Problem requirements
Your task is to copy the material exactly.

[start Records supplied]

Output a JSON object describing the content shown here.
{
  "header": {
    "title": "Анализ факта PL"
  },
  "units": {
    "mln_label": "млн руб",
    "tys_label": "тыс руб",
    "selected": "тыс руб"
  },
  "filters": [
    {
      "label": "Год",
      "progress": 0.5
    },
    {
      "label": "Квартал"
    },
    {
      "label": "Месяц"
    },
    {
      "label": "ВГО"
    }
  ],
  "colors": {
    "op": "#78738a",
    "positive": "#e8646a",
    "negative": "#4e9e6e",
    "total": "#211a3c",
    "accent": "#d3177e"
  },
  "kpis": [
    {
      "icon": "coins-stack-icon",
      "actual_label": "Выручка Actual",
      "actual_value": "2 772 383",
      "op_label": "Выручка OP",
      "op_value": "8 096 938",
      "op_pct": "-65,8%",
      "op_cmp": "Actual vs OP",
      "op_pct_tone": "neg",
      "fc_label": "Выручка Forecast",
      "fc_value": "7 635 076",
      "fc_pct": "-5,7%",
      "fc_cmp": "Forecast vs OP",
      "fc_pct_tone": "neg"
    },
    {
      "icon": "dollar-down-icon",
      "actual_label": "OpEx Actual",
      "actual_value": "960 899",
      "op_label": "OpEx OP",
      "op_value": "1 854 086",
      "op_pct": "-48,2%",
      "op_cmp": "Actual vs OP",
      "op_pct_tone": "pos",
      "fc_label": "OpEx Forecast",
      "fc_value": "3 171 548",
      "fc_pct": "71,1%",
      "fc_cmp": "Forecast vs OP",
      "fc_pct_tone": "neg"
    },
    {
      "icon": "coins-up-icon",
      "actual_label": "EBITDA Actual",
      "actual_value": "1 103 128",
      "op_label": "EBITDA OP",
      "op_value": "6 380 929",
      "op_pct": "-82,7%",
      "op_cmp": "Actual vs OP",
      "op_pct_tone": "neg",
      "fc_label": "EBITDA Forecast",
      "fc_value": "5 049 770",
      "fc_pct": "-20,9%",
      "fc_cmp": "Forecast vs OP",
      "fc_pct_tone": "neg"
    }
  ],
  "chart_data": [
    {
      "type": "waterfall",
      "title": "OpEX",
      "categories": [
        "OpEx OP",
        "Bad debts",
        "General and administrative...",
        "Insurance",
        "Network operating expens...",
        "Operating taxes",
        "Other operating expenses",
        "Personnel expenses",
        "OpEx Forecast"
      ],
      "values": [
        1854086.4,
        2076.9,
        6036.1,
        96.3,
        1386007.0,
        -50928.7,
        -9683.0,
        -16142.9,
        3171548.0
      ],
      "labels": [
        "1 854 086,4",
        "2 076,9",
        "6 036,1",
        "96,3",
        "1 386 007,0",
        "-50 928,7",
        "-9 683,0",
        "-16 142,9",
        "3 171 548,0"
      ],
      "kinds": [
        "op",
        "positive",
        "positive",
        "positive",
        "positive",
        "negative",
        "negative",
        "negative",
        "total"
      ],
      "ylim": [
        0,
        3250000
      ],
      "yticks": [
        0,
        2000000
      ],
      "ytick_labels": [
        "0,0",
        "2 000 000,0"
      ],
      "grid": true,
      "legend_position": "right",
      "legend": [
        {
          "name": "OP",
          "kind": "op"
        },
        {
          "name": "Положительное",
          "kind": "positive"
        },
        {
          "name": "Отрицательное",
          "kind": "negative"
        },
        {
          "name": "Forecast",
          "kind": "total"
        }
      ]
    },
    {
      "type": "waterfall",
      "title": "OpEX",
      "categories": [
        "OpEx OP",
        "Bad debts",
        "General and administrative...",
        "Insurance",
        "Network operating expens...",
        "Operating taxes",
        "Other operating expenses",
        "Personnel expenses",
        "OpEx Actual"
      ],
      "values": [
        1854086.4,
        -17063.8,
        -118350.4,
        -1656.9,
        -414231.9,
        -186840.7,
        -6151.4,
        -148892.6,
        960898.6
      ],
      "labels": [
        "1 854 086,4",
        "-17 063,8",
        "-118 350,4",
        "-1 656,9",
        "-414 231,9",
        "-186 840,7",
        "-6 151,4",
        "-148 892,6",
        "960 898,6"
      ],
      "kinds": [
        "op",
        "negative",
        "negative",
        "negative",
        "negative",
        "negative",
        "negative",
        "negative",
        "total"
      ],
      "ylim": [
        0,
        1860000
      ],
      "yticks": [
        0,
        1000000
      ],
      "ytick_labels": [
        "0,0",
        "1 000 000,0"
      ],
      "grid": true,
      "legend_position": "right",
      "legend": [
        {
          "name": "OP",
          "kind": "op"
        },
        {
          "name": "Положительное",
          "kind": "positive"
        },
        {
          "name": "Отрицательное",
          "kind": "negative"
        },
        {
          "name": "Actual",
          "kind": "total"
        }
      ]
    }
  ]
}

[end Records supplied]

Final result
Output a JSON object describing the content shown here.
{
  "header": {
    "title": "Анализ факта PL"
  },
  "units": {
    "mln_label": "млн руб",
    "tys_label": "тыс руб",
    "selected": "тыс руб"
  },
  "filters": [
    {
      "label": "Год",
      "progress": 0.5
    },
    {
      "label": "Квартал"
    },
    {
      "label": "Месяц"
    },
    {
      "label": "ВГО"
    }
  ],
  "colors": {
    "op": "#78738a",
    "positive": "#e8646a",
    "negative": "#4e9e6e",
    "total": "#211a3c",
    "accent": "#d3177e"
  },
  "kpis": [
    {
      "icon": "coins-stack-icon",
      "actual_label": "Выручка Actual",
      "actual_value": "2 772 383",
      "op_label": "Выручка OP",
      "op_value": "8 096 938",
      "op_pct": "-65,8%",
      "op_cmp": "Actual vs OP",
      "op_pct_tone": "neg",
      "fc_label": "Выручка Forecast",
      "fc_value": "7 635 076",
      "fc_pct": "-5,7%",
      "fc_cmp": "Forecast vs OP",
      "fc_pct_tone": "neg"
    },
    {
      "icon": "dollar-down-icon",
      "actual_label": "OpEx Actual",
      "actual_value": "960 899",
      "op_label": "OpEx OP",
      "op_value": "1 854 086",
      "op_pct": "-48,2%",
      "op_cmp": "Actual vs OP",
      "op_pct_tone": "pos",
      "fc_label": "OpEx Forecast",
      "fc_value": "3 171 548",
      "fc_pct": "71,1%",
      "fc_cmp": "Forecast vs OP",
      "fc_pct_tone": "neg"
    },
    {
      "icon": "coins-up-icon",
      "actual_label": "EBITDA Actual",
      "actual_value": "1 103 128",
      "op_label": "EBITDA OP",
      "op_value": "6 380 929",
      "op_pct": "-82,7%",
      "op_cmp": "Actual vs OP",
      "op_pct_tone": "neg",
      "fc_label": "EBITDA Forecast",
      "fc_value": "5 049 770",
      "fc_pct": "-20,9%",
      "fc_cmp": "Forecast vs OP",
      "fc_pct_tone": "neg"
    }
  ],
  "chart_data": [
    {
      "type": "waterfall",
      "title": "OpEX",
      "categories": [
        "OpEx OP",
        "Bad debts",
        "General and administrative...",
        "Insurance",
        "Network operating expens...",
        "Operating taxes",
        "Other operating expenses",
        "Personnel expenses",
        "OpEx Forecast"
      ],
      "values": [
        1854086.4,
        2076.9,
        6036.1,
        96.3,
        1386007.0,
        -50928.7,
        -9683.0,
        -16142.9,
        3171548.0
      ],
      "labels": [
        "1 854 086,4",
        "2 076,9",
        "6 036,1",
        "96,3",
        "1 386 007,0",
        "-50 928,7",
        "-9 683,0",
        "-16 142,9",
        "3 171 548,0"
      ],
      "kinds": [
        "op",
        "positive",
        "positive",
        "positive",
        "positive",
        "negative",
        "negative",
        "negative",
        "total"
      ],
      "ylim": [
        0,
        3250000
      ],
      "yticks": [
        0,
        2000000
      ],
      "ytick_labels": [
        "0,0",
        "2 000 000,0"
      ],
      "grid": true,
      "legend_position": "right",
      "legend": [
        {
          "name": "OP",
          "kind": "op"
        },
        {
          "name": "Положительное",
          "kind": "positive"
        },
        {
          "name": "Отрицательное",
          "kind": "negative"
        },
        {
          "name": "Forecast",
          "kind": "total"
        }
      ]
    },
    {
      "type": "waterfall",
      "title": "OpEX",
      "categories": [
        "OpEx OP",
        "Bad debts",
        "General and administrative...",
        "Insurance",
        "Network operating expens...",
        "Operating taxes",
        "Other operating expenses",
        "Personnel expenses",
        "OpEx Actual"
      ],
      "values": [
        1854086.4,
        -17063.8,
        -118350.4,
        -1656.9,
        -414231.9,
        -186840.7,
        -6151.4,
        -148892.6,
        960898.6
      ],
      "labels": [
        "1 854 086,4",
        "-17 063,8",
        "-118 350,4",
        "-1 656,9",
        "-414 231,9",
        "-186 840,7",
        "-6 151,4",
        "-148 892,6",
        "960 898,6"
      ],
      "kinds": [
        "op",
        "negative",
        "negative",
        "negative",
        "negative",
        "negative",
        "negative",
        "negative",
        "total"
      ],
      "ylim": [
        0,
        1860000
      ],
      "yticks": [
        0,
        1000000
      ],
      "ytick_labels": [
        "0,0",
        "1 000 000,0"
      ],
      "grid": true,
      "legend_position": "right",
      "legend": [
        {
          "name": "OP",
          "kind": "op"
        },
        {
          "name": "Положительное",
          "kind": "positive"
        },
        {
          "name": "Отрицательное",
          "kind": "negative"
        },
        {
          "name": "Actual",
          "kind": "total"
        }
      ]
    }
  ]
}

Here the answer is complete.